# Requirements
Can you write out the records below again, swapping "interactable" for "clickable" wherever it occurs, changing nothing else and leaving out the pictures?

# Dataset content
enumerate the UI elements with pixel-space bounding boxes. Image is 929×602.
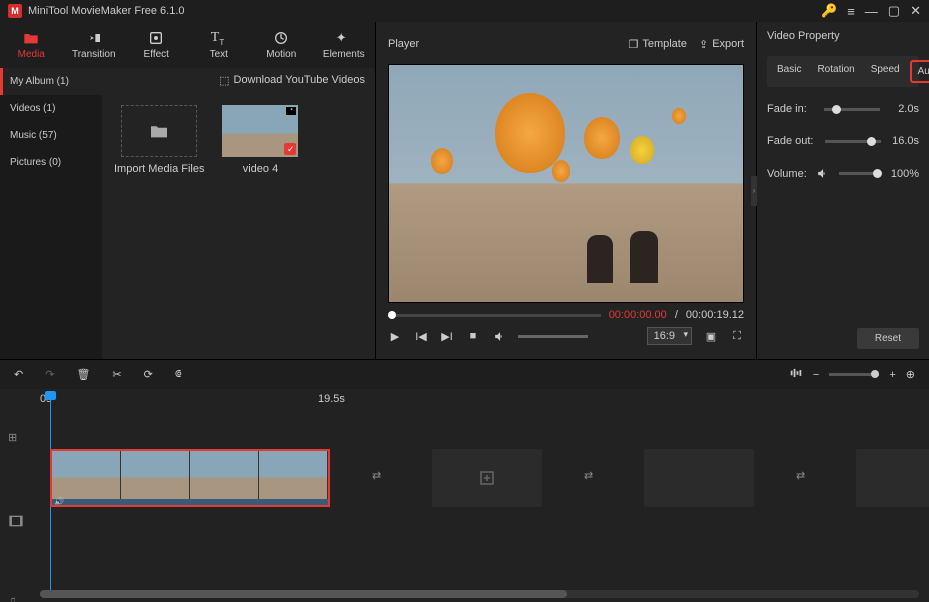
menu-icon[interactable]: ≡: [847, 4, 855, 19]
empty-clip-slot[interactable]: [432, 449, 542, 507]
split-button[interactable]: ✂: [112, 368, 121, 381]
timeline[interactable]: 0s 19.5s ⊞ ♫ ⇄ ⇄ ⇄ ⇄: [0, 389, 929, 602]
side-item-videos[interactable]: Videos (1): [0, 95, 102, 122]
close-icon[interactable]: ✕: [910, 3, 921, 19]
person-silhouette: [630, 231, 658, 283]
tab-media[interactable]: Media: [0, 22, 63, 68]
transition-slot-icon[interactable]: ⇄: [372, 469, 390, 487]
video-track-icon[interactable]: [8, 513, 24, 529]
folder-icon: [23, 30, 39, 46]
export-icon: ⇪: [699, 38, 708, 51]
volume-label: Volume:: [767, 168, 807, 180]
player-title: Player: [388, 38, 419, 50]
clip-thumbnail[interactable]: ▪: [222, 105, 298, 157]
volume-value: 100%: [891, 168, 919, 180]
overlay-track-icon[interactable]: ⊞: [8, 431, 24, 447]
export-button[interactable]: ⇪ Export: [699, 38, 744, 51]
zoom-in-button[interactable]: +: [889, 369, 895, 381]
zoom-fit-button[interactable]: ⊕: [906, 368, 915, 381]
reset-button[interactable]: Reset: [857, 328, 919, 349]
time-total: 00:00:19.12: [686, 309, 744, 321]
fullscreen-button[interactable]: ⛶: [730, 329, 744, 343]
key-icon[interactable]: 🔑: [821, 3, 837, 19]
player-panel: Player ❐ Template ⇪ Export: [376, 22, 757, 359]
fade-in-value: 2.0s: [898, 103, 919, 115]
video-badge-icon: ▪: [286, 107, 296, 115]
zoom-out-button[interactable]: −: [813, 369, 819, 381]
titlebar: M MiniTool MovieMaker Free 6.1.0 🔑 ≡ — ▢…: [0, 0, 929, 22]
undo-button[interactable]: ↶: [14, 368, 23, 381]
person-silhouette: [587, 235, 613, 283]
player-progress[interactable]: [388, 314, 601, 317]
tab-elements[interactable]: ✦ Elements: [313, 22, 376, 68]
player-volume-slider[interactable]: [518, 335, 588, 338]
property-panel: › Video Property Basic Rotation Speed Au…: [757, 22, 929, 359]
elements-icon: ✦: [336, 30, 352, 46]
video-preview[interactable]: [388, 64, 744, 303]
fade-out-slider[interactable]: [825, 140, 881, 143]
fade-out-label: Fade out:: [767, 135, 813, 147]
transition-slot-icon[interactable]: ⇄: [796, 469, 814, 487]
ruler-tick: 19.5s: [318, 393, 345, 405]
next-frame-button[interactable]: ▶I: [440, 329, 454, 343]
empty-clip-slot[interactable]: [644, 449, 754, 507]
fade-in-slider[interactable]: [824, 108, 880, 111]
download-youtube-link[interactable]: ⬚ Download YouTube Videos: [219, 74, 365, 87]
timeline-clip[interactable]: [50, 449, 330, 507]
media-clip-tile[interactable]: ▪ video 4: [222, 105, 298, 175]
app-logo-icon: M: [8, 4, 22, 18]
fade-out-value: 16.0s: [892, 135, 919, 147]
maximize-icon[interactable]: ▢: [888, 3, 900, 19]
time-current: 00:00:00.00: [609, 309, 667, 321]
timeline-scrollbar[interactable]: [40, 590, 919, 598]
import-media-tile[interactable]: Import Media Files: [114, 105, 204, 175]
prop-tab-basic[interactable]: Basic: [771, 60, 807, 83]
speaker-icon: [816, 167, 829, 180]
prop-tab-audio[interactable]: Audio: [910, 60, 929, 83]
album-header[interactable]: My Album (1): [0, 68, 102, 95]
audio-track-icon[interactable]: ♫: [8, 595, 24, 602]
effect-icon: [148, 30, 164, 46]
stop-button[interactable]: ■: [466, 329, 480, 343]
volume-slider[interactable]: [839, 172, 881, 175]
empty-clip-slot[interactable]: [856, 449, 929, 507]
prop-tab-rotation[interactable]: Rotation: [811, 60, 860, 83]
download-icon: ⬚: [219, 74, 229, 87]
timeline-toolbar: ↶ ↷ 🗑 ✂ ⟳ ⟃ − + ⊕: [0, 359, 929, 389]
app-title: MiniTool MovieMaker Free 6.1.0: [28, 5, 185, 17]
minimize-icon[interactable]: —: [865, 4, 878, 19]
folder-import-icon: [149, 123, 169, 139]
tab-transition[interactable]: Transition: [63, 22, 126, 68]
prev-frame-button[interactable]: I◀: [414, 329, 428, 343]
volume-icon[interactable]: [492, 329, 506, 343]
panel-collapse-handle[interactable]: ›: [751, 176, 757, 206]
tab-effect[interactable]: Effect: [125, 22, 188, 68]
aspect-ratio-select[interactable]: 16:9: [647, 327, 692, 345]
media-panel: Media Transition Effect TT Text Motion ✦…: [0, 22, 376, 359]
redo-button[interactable]: ↷: [45, 368, 54, 381]
text-icon: TT: [211, 30, 227, 46]
template-button[interactable]: ❐ Template: [628, 38, 687, 51]
top-tabs: Media Transition Effect TT Text Motion ✦…: [0, 22, 375, 68]
side-item-music[interactable]: Music (57): [0, 122, 102, 149]
property-title: Video Property: [767, 30, 919, 42]
play-button[interactable]: ▶: [388, 329, 402, 343]
template-icon: ❐: [628, 38, 638, 51]
side-list: My Album (1) Videos (1) Music (57) Pictu…: [0, 68, 102, 359]
fade-in-label: Fade in:: [767, 103, 807, 115]
crop-button[interactable]: ⟃: [175, 368, 182, 381]
snapshot-button[interactable]: ▣: [704, 329, 718, 343]
add-media-icon: [478, 469, 496, 487]
audio-track-icon[interactable]: [789, 366, 803, 383]
transition-slot-icon[interactable]: ⇄: [584, 469, 602, 487]
tab-text[interactable]: TT Text: [188, 22, 251, 68]
speed-button[interactable]: ⟳: [144, 368, 153, 381]
delete-button[interactable]: 🗑: [76, 368, 90, 381]
zoom-slider[interactable]: [829, 373, 879, 376]
motion-icon: [273, 30, 289, 46]
side-item-pictures[interactable]: Pictures (0): [0, 149, 102, 176]
prop-tab-speed[interactable]: Speed: [865, 60, 906, 83]
transition-icon: [86, 30, 102, 46]
tab-motion[interactable]: Motion: [250, 22, 313, 68]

# Response to this task
enumerate the UI elements with pixel-space bounding boxes. Image is 929×602.
menu-icon[clickable]: ≡: [847, 4, 855, 19]
empty-clip-slot[clickable]: [432, 449, 542, 507]
split-button[clickable]: ✂: [112, 368, 121, 381]
timeline[clickable]: 0s 19.5s ⊞ ♫ ⇄ ⇄ ⇄ ⇄: [0, 389, 929, 602]
side-item-videos[clickable]: Videos (1): [0, 95, 102, 122]
close-icon[clickable]: ✕: [910, 3, 921, 19]
person-silhouette: [630, 231, 658, 283]
tab-media[clickable]: Media: [0, 22, 63, 68]
transition-slot-icon[clickable]: ⇄: [372, 469, 390, 487]
video-track-icon[clickable]: [8, 513, 24, 529]
folder-icon: [23, 30, 39, 46]
export-icon: ⇪: [699, 38, 708, 51]
volume-label: Volume:: [767, 168, 807, 180]
player-title: Player: [388, 38, 419, 50]
clip-thumbnail[clickable]: ▪: [222, 105, 298, 157]
volume-value: 100%: [891, 168, 919, 180]
overlay-track-icon[clickable]: ⊞: [8, 431, 24, 447]
export-button[clickable]: ⇪ Export: [699, 38, 744, 51]
zoom-in-button[clickable]: +: [889, 369, 895, 381]
zoom-fit-button[clickable]: ⊕: [906, 368, 915, 381]
reset-button[clickable]: Reset: [857, 328, 919, 349]
time-total: 00:00:19.12: [686, 309, 744, 321]
fullscreen-button[clickable]: ⛶: [730, 329, 744, 343]
key-icon[clickable]: 🔑: [821, 3, 837, 19]
player-panel: Player ❐ Template ⇪ Export: [376, 22, 757, 359]
fade-in-value: 2.0s: [898, 103, 919, 115]
video-badge-icon: ▪: [286, 107, 296, 115]
zoom-out-button[clickable]: −: [813, 369, 819, 381]
titlebar: M MiniTool MovieMaker Free 6.1.0 🔑 ≡ — ▢…: [0, 0, 929, 22]
undo-button[clickable]: ↶: [14, 368, 23, 381]
person-silhouette: [587, 235, 613, 283]
player-progress[clickable]: [388, 314, 601, 317]
tab-elements[clickable]: ✦ Elements: [313, 22, 376, 68]
player-volume-slider[clickable]: [518, 335, 588, 338]
property-panel: › Video Property Basic Rotation Speed Au…: [757, 22, 929, 359]
elements-icon: ✦: [336, 30, 352, 46]
video-preview[clickable]: [388, 64, 744, 303]
fade-out-slider[clickable]: [825, 140, 881, 143]
fade-out-label: Fade out:: [767, 135, 813, 147]
transition-slot-icon[clickable]: ⇄: [796, 469, 814, 487]
ruler-tick: 19.5s: [318, 393, 345, 405]
next-frame-button[clickable]: ▶I: [440, 329, 454, 343]
empty-clip-slot[clickable]: [644, 449, 754, 507]
fade-in-slider[clickable]: [824, 108, 880, 111]
download-youtube-link[clickable]: ⬚ Download YouTube Videos: [219, 74, 365, 87]
timeline-clip[clickable]: [50, 449, 330, 507]
media-clip-tile[clickable]: ▪ video 4: [222, 105, 298, 175]
app-logo-icon: M: [8, 4, 22, 18]
fade-out-value: 16.0s: [892, 135, 919, 147]
maximize-icon[clickable]: ▢: [888, 3, 900, 19]
time-current: 00:00:00.00: [609, 309, 667, 321]
timeline-scrollbar[clickable]: [40, 590, 919, 598]
import-media-tile[clickable]: Import Media Files: [114, 105, 204, 175]
prop-tab-basic[clickable]: Basic: [771, 60, 807, 83]
speaker-icon: [816, 167, 829, 180]
prop-tab-audio[clickable]: Audio: [910, 60, 929, 83]
album-header[clickable]: My Album (1): [0, 68, 102, 95]
audio-track-icon[clickable]: ♫: [8, 595, 24, 602]
effect-icon: [148, 30, 164, 46]
stop-button[clickable]: ■: [466, 329, 480, 343]
volume-slider[clickable]: [839, 172, 881, 175]
empty-clip-slot[clickable]: [856, 449, 929, 507]
prop-tab-rotation[clickable]: Rotation: [811, 60, 860, 83]
download-icon: ⬚: [219, 74, 229, 87]
timeline-toolbar: ↶ ↷ 🗑 ✂ ⟳ ⟃ − + ⊕: [0, 359, 929, 389]
app-title: MiniTool MovieMaker Free 6.1.0: [28, 5, 185, 17]
minimize-icon[clickable]: —: [865, 4, 878, 19]
folder-import-icon: [149, 123, 169, 139]
tab-transition[clickable]: Transition: [63, 22, 126, 68]
prev-frame-button[clickable]: I◀: [414, 329, 428, 343]
volume-icon[clickable]: [492, 329, 506, 343]
panel-collapse-handle[clickable]: ›: [751, 176, 757, 206]
tab-effect[clickable]: Effect: [125, 22, 188, 68]
aspect-ratio-select[clickable]: 16:9: [647, 327, 692, 345]
media-panel: Media Transition Effect TT Text Motion ✦…: [0, 22, 376, 359]
redo-button[clickable]: ↷: [45, 368, 54, 381]
text-icon: TT: [211, 30, 227, 46]
template-button[clickable]: ❐ Template: [628, 38, 687, 51]
top-tabs: Media Transition Effect TT Text Motion ✦…: [0, 22, 375, 68]
side-item-music[clickable]: Music (57): [0, 122, 102, 149]
property-title: Video Property: [767, 30, 919, 42]
play-button[clickable]: ▶: [388, 329, 402, 343]
template-icon: ❐: [628, 38, 638, 51]
side-list: My Album (1) Videos (1) Music (57) Pictu…: [0, 68, 102, 359]
fade-in-label: Fade in:: [767, 103, 807, 115]
crop-button[clickable]: ⟃: [175, 368, 182, 381]
snapshot-button[clickable]: ▣: [704, 329, 718, 343]
add-media-icon: [478, 469, 496, 487]
audio-track-icon[clickable]: [789, 366, 803, 383]
transition-slot-icon[clickable]: ⇄: [584, 469, 602, 487]
tab-text[clickable]: TT Text: [188, 22, 251, 68]
speed-button[clickable]: ⟳: [144, 368, 153, 381]
delete-button[clickable]: 🗑: [76, 368, 90, 381]
zoom-slider[clickable]: [829, 373, 879, 376]
motion-icon: [273, 30, 289, 46]
side-item-pictures[clickable]: Pictures (0): [0, 149, 102, 176]
prop-tab-speed[clickable]: Speed: [865, 60, 906, 83]
transition-icon: [86, 30, 102, 46]
tab-motion[clickable]: Motion: [250, 22, 313, 68]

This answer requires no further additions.